[Saved data entries]
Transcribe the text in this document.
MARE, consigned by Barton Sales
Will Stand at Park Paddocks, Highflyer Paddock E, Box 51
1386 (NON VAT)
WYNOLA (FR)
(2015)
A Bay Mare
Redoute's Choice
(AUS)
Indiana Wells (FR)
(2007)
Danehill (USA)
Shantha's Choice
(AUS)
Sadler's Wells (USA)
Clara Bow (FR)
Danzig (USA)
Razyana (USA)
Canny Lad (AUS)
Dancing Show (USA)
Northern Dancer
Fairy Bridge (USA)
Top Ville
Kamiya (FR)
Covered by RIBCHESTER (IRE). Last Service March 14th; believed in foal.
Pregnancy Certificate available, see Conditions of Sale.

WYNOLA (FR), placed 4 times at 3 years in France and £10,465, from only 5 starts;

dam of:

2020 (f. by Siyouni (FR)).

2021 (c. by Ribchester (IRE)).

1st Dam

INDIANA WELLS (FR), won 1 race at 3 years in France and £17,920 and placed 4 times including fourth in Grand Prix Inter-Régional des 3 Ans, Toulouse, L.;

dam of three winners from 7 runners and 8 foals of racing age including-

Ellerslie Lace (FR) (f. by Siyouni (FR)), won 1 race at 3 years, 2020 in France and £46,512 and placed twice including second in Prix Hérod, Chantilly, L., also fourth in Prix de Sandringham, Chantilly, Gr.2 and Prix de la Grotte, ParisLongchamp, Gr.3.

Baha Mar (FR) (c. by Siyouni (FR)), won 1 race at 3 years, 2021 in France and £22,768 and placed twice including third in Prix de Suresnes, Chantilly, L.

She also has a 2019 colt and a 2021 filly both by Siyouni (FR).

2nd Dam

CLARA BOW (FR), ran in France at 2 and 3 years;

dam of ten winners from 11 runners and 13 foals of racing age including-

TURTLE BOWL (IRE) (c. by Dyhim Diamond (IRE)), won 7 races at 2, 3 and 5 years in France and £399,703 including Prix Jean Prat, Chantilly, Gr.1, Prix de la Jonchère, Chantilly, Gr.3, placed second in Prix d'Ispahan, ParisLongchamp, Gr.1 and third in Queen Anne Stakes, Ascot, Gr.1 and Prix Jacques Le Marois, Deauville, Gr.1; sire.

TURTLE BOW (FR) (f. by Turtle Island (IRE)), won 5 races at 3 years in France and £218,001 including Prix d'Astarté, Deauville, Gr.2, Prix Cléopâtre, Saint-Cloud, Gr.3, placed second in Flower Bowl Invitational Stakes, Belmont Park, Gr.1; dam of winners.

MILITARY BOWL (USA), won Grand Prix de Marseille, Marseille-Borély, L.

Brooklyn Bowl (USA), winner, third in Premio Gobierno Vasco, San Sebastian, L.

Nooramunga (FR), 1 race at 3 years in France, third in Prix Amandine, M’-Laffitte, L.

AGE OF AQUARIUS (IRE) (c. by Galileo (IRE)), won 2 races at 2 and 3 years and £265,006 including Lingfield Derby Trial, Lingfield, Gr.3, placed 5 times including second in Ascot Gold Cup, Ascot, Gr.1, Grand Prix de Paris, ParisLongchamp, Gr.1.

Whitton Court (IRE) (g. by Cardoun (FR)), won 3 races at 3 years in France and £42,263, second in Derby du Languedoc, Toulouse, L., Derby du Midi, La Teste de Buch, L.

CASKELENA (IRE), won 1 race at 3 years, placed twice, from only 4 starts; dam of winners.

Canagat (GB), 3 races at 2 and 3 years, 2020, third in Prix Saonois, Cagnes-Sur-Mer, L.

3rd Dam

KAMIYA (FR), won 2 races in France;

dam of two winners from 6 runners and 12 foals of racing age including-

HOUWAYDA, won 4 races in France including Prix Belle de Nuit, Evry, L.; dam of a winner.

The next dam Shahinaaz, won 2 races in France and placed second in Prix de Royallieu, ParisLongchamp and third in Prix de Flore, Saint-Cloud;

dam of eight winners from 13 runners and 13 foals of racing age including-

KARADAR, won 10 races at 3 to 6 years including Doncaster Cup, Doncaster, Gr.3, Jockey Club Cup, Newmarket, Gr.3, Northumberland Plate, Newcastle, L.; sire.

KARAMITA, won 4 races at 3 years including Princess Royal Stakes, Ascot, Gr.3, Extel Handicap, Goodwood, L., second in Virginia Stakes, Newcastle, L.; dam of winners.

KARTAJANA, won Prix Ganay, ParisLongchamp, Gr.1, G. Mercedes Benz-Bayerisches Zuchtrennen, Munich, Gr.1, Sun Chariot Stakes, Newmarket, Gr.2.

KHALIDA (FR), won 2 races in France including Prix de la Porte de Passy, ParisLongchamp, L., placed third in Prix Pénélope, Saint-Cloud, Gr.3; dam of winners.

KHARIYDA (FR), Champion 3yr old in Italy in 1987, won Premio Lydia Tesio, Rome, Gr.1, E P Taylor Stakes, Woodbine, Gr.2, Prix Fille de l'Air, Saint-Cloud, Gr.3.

• **Task statement**
Restate the whole listing exactly.

• **Solution to the problem**
Transcribe the text in this document.
MARE, consigned by Barton Sales
Will Stand at Park Paddocks, Highflyer Paddock E, Box 51
1386 (NON VAT)
WYNOLA (FR)
(2015)
A Bay Mare
Redoute's Choice
(AUS)
Indiana Wells (FR)
(2007)
Danehill (USA)
Shantha's Choice
(AUS)
Sadler's Wells (USA)
Clara Bow (FR)
Danzig (USA)
Razyana (USA)
Canny Lad (AUS)
Dancing Show (USA)
Northern Dancer
Fairy Bridge (USA)
Top Ville
Kamiya (FR)
Covered by RIBCHESTER (IRE). Last Service March 14th; believed in foal.
Pregnancy Certificate available, see Conditions of Sale.

WYNOLA (FR), placed 4 times at 3 years in France and £10,465, from only 5 starts;

dam of:

2020 (f. by Siyouni (FR)).

2021 (c. by Ribchester (IRE)).

1st Dam

INDIANA WELLS (FR), won 1 race at 3 years in France and £17,920 and placed 4 times including fourth in Grand Prix Inter-Régional des 3 Ans, Toulouse, L.;

dam of three winners from 7 runners and 8 foals of racing age including-

Ellerslie Lace (FR) (f. by Siyouni (FR)), won 1 race at 3 years, 2020 in France and £46,512 and placed twice including second in Prix Hérod, Chantilly, L., also fourth in Prix de Sandringham, Chantilly, Gr.2 and Prix de la Grotte, ParisLongchamp, Gr.3.

Baha Mar (FR) (c. by Siyouni (FR)), won 1 race at 3 years, 2021 in France and £22,768 and placed twice including third in Prix de Suresnes, Chantilly, L.

She also has a 2019 colt and a 2021 filly both by Siyouni (FR).

2nd Dam

CLARA BOW (FR), ran in France at 2 and 3 years;

dam of ten winners from 11 runners and 13 foals of racing age including-

TURTLE BOWL (IRE) (c. by Dyhim Diamond (IRE)), won 7 races at 2, 3 and 5 years in France and £399,703 including Prix Jean Prat, Chantilly, Gr.1, Prix de la Jonchère, Chantilly, Gr.3, placed second in Prix d'Ispahan, ParisLongchamp, Gr.1 and third in Queen Anne Stakes, Ascot, Gr.1 and Prix Jacques Le Marois, Deauville, Gr.1; sire.

TURTLE BOW (FR) (f. by Turtle Island (IRE)), won 5 races at 3 years in France and £218,001 including Prix d'Astarté, Deauville, Gr.2, Prix Cléopâtre, Saint-Cloud, Gr.3, placed second in Flower Bowl Invitational Stakes, Belmont Park, Gr.1; dam of winners.

MILITARY BOWL (USA), won Grand Prix de Marseille, Marseille-Borély, L.

Brooklyn Bowl (USA), winner, third in Premio Gobierno Vasco, San Sebastian, L.

Nooramunga (FR), 1 race at 3 years in France, third in Prix Amandine, M’-Laffitte, L.

AGE OF AQUARIUS (IRE) (c. by Galileo (IRE)), won 2 races at 2 and 3 years and £265,006 including Lingfield Derby Trial, Lingfield, Gr.3, placed 5 times including second in Ascot Gold Cup, Ascot, Gr.1, Grand Prix de Paris, ParisLongchamp, Gr.1.

Whitton Court (IRE) (g. by Cardoun (FR)), won 3 races at 3 years in France and £42,263, second in Derby du Languedoc, Toulouse, L., Derby du Midi, La Teste de Buch, L.

CASKELENA (IRE), won 1 race at 3 years, placed twice, from only 4 starts; dam of winners.

Canagat (GB), 3 races at 2 and 3 years, 2020, third in Prix Saonois, Cagnes-Sur-Mer, L.

3rd Dam

KAMIYA (FR), won 2 races in France;

dam of two winners from 6 runners and 12 foals of racing age including-

HOUWAYDA, won 4 races in France including Prix Belle de Nuit, Evry, L.; dam of a winner.

The next dam Shahinaaz, won 2 races in France and placed second in Prix de Royallieu, ParisLongchamp and third in Prix de Flore, Saint-Cloud;

dam of eight winners from 13 runners and 13 foals of racing age including-

KARADAR, won 10 races at 3 to 6 years including Doncaster Cup, Doncaster, Gr.3, Jockey Club Cup, Newmarket, Gr.3, Northumberland Plate, Newcastle, L.; sire.

KARAMITA, won 4 races at 3 years including Princess Royal Stakes, Ascot, Gr.3, Extel Handicap, Goodwood, L., second in Virginia Stakes, Newcastle, L.; dam of winners.

KARTAJANA, won Prix Ganay, ParisLongchamp, Gr.1, G. Mercedes Benz-Bayerisches Zuchtrennen, Munich, Gr.1, Sun Chariot Stakes, Newmarket, Gr.2.

KHALIDA (FR), won 2 races in France including Prix de la Porte de Passy, ParisLongchamp, L., placed third in Prix Pénélope, Saint-Cloud, Gr.3; dam of winners.

KHARIYDA (FR), Champion 3yr old in Italy in 1987, won Premio Lydia Tesio, Rome, Gr.1, E P Taylor Stakes, Woodbine, Gr.2, Prix Fille de l'Air, Saint-Cloud, Gr.3.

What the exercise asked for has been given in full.